● GIVEN REQUEST
Read the listing below and copy out every line that holds "JSON".

[Start of SUPPLIED MATERIAL]

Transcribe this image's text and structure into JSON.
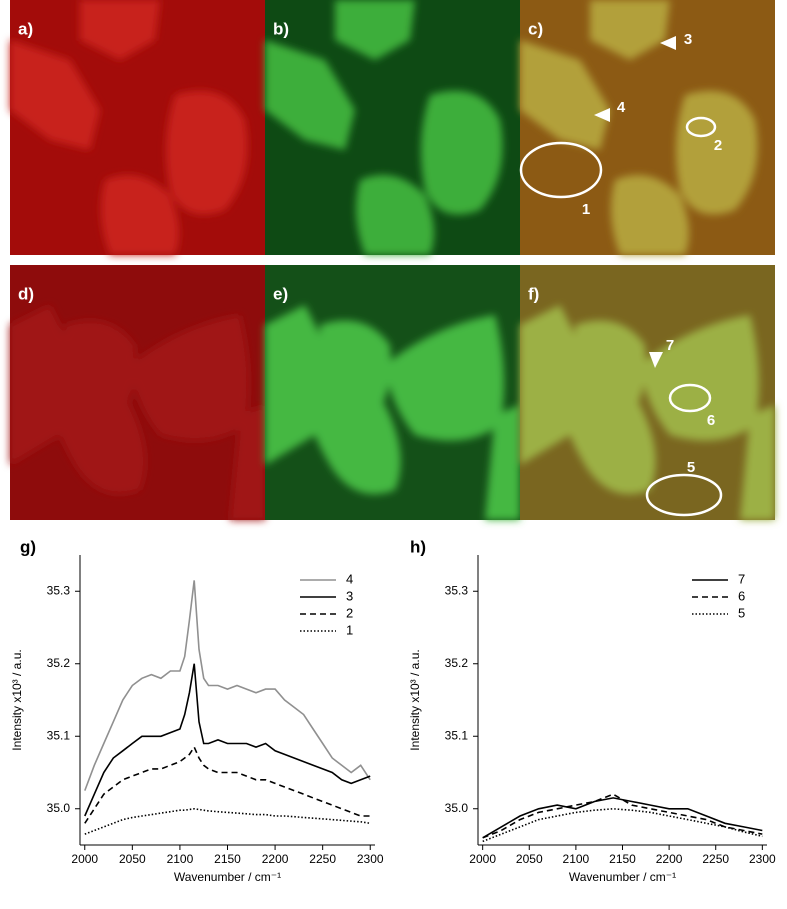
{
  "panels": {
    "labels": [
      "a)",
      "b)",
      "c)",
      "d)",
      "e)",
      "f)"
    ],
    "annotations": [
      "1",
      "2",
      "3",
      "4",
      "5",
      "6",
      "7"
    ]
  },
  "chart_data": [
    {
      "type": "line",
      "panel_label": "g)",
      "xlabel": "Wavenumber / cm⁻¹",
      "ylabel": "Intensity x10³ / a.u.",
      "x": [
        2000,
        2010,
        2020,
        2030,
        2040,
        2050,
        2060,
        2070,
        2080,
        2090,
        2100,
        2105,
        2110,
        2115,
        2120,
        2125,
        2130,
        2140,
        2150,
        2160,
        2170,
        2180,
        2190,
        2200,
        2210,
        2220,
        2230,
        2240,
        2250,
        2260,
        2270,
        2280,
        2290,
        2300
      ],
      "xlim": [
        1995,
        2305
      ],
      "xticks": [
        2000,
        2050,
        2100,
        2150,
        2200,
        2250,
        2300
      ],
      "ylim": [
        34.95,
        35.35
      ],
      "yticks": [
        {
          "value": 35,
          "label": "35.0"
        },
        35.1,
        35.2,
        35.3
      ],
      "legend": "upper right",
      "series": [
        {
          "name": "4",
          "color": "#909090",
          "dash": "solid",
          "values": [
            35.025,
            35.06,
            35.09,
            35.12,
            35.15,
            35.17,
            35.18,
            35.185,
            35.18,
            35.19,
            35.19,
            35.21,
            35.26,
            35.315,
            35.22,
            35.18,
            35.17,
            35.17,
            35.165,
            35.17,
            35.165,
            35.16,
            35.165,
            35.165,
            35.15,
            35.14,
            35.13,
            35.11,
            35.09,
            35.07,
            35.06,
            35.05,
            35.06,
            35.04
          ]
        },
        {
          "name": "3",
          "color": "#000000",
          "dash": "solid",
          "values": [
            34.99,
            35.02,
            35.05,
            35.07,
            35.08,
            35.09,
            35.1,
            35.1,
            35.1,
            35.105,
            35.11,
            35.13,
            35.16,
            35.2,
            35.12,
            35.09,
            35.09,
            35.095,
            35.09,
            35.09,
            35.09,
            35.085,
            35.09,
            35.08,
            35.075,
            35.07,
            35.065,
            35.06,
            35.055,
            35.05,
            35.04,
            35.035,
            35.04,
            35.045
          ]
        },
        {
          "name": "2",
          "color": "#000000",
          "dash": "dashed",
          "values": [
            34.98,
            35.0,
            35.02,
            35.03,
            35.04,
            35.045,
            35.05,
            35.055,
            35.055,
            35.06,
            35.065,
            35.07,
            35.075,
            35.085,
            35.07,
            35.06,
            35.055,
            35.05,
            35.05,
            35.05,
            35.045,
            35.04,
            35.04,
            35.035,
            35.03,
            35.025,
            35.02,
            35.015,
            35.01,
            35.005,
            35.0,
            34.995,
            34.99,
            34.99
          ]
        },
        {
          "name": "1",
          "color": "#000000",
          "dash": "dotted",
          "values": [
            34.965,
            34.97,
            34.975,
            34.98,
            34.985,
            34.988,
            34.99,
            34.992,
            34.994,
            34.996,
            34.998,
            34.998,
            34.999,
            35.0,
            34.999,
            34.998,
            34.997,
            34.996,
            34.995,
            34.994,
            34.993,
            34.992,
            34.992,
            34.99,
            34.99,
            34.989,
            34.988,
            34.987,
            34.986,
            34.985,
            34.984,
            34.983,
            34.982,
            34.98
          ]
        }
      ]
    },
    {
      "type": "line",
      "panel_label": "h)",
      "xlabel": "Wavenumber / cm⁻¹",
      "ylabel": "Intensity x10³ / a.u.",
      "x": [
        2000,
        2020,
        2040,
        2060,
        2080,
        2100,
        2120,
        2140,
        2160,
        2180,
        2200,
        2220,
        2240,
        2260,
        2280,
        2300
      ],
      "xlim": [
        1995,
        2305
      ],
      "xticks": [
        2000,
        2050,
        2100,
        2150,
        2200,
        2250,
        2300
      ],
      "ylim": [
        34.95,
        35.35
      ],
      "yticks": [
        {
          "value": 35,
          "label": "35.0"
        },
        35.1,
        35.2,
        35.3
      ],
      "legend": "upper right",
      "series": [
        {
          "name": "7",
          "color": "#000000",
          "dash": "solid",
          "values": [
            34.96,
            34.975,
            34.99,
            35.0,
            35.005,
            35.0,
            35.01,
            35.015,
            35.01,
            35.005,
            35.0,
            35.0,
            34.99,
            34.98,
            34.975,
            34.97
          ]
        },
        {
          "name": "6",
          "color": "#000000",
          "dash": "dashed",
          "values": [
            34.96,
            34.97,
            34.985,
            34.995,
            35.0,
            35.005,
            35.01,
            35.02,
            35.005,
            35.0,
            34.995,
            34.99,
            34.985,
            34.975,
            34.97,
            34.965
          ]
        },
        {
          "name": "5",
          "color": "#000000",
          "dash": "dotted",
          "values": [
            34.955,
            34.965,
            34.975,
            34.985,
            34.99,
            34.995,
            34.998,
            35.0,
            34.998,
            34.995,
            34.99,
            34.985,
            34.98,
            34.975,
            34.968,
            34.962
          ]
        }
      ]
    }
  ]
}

[End of SUPPLIED MATERIAL]
[Start of SUPPLIED MATERIAL]

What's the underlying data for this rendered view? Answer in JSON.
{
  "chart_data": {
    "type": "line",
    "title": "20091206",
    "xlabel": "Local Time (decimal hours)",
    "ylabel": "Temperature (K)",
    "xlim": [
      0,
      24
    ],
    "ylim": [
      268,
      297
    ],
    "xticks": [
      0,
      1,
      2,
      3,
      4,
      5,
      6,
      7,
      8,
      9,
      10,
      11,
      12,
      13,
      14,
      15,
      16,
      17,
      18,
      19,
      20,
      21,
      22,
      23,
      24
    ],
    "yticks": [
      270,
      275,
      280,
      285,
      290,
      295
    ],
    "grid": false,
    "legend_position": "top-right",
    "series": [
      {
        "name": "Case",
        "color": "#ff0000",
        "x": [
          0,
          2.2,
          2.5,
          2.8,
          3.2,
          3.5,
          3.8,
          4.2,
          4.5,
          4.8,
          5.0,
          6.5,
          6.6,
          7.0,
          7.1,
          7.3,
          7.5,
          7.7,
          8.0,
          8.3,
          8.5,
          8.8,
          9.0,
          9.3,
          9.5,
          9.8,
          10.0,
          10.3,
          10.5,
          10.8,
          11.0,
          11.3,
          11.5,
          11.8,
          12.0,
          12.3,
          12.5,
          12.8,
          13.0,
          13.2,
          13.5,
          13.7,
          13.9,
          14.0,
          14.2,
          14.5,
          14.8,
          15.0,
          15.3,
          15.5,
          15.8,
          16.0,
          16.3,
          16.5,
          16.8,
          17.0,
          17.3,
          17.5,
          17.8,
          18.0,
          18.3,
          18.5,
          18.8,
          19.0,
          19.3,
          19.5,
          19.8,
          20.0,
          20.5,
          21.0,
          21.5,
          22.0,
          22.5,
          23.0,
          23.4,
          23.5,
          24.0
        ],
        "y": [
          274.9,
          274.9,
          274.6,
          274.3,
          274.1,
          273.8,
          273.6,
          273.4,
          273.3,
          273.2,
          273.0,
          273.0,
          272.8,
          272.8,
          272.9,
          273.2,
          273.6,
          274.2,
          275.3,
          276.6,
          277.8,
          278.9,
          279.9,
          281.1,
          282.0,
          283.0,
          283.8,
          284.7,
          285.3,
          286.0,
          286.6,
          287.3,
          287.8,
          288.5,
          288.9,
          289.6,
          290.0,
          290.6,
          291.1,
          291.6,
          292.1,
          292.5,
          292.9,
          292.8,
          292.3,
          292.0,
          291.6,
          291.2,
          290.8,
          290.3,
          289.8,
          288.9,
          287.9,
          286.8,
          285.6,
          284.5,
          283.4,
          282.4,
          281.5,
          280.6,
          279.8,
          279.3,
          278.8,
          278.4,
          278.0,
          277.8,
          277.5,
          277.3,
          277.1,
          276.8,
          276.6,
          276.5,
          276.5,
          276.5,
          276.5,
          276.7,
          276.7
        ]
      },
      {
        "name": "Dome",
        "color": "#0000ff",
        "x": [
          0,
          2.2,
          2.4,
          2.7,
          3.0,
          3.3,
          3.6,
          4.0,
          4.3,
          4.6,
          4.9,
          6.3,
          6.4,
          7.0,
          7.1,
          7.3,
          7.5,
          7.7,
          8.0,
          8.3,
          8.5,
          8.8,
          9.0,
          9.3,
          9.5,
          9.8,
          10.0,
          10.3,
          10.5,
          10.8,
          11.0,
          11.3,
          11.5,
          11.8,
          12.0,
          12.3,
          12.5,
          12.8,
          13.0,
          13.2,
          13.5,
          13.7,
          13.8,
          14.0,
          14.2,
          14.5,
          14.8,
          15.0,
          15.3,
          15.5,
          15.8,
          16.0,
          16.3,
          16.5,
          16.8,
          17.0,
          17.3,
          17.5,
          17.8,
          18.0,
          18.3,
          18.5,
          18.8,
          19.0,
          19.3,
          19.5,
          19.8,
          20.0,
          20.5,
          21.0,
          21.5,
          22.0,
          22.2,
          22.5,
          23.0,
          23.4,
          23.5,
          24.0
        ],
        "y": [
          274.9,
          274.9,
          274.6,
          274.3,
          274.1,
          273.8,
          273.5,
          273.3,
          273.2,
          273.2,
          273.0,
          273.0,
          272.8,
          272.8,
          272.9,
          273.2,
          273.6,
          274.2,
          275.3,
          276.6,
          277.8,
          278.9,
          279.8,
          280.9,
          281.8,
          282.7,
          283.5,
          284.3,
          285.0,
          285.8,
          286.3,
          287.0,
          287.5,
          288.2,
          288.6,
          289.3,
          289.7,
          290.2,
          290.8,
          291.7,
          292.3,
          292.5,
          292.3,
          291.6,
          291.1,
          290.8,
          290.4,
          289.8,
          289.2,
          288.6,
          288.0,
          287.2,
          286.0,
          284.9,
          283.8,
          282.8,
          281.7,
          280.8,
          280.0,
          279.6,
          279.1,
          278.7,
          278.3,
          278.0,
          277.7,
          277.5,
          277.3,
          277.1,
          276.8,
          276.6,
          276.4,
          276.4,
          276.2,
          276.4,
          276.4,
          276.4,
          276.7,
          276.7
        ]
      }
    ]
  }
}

[End of SUPPLIED MATERIAL]
[Start of SUPPLIED MATERIAL]

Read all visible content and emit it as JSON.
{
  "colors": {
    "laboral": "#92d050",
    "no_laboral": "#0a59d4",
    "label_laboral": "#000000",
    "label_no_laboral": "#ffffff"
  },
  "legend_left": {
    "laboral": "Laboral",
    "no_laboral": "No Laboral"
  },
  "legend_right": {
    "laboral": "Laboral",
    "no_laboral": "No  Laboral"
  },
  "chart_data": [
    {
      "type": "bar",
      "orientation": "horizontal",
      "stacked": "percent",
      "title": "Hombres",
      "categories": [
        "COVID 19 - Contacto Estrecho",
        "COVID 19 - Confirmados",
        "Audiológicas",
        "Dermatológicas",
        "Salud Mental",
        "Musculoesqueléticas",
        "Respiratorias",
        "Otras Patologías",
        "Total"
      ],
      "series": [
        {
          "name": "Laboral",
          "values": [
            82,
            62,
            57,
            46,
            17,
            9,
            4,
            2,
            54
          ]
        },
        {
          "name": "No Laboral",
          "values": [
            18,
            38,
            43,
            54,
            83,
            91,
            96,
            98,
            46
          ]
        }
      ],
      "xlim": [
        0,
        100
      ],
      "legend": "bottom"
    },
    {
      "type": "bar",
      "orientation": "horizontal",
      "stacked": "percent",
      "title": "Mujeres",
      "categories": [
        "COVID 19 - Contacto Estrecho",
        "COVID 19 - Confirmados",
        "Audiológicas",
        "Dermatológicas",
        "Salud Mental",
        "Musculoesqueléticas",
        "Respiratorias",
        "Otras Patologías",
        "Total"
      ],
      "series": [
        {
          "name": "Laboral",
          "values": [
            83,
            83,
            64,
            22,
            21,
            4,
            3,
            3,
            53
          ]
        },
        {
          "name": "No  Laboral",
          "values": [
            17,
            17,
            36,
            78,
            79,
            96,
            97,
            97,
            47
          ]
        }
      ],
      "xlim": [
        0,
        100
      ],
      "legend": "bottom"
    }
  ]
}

[End of SUPPLIED MATERIAL]

● REPLY
Transcribe this image's text and structure into JSON.
What's the underlying data for this rendered view? Answer in JSON.
Read all visible content and emit it as JSON.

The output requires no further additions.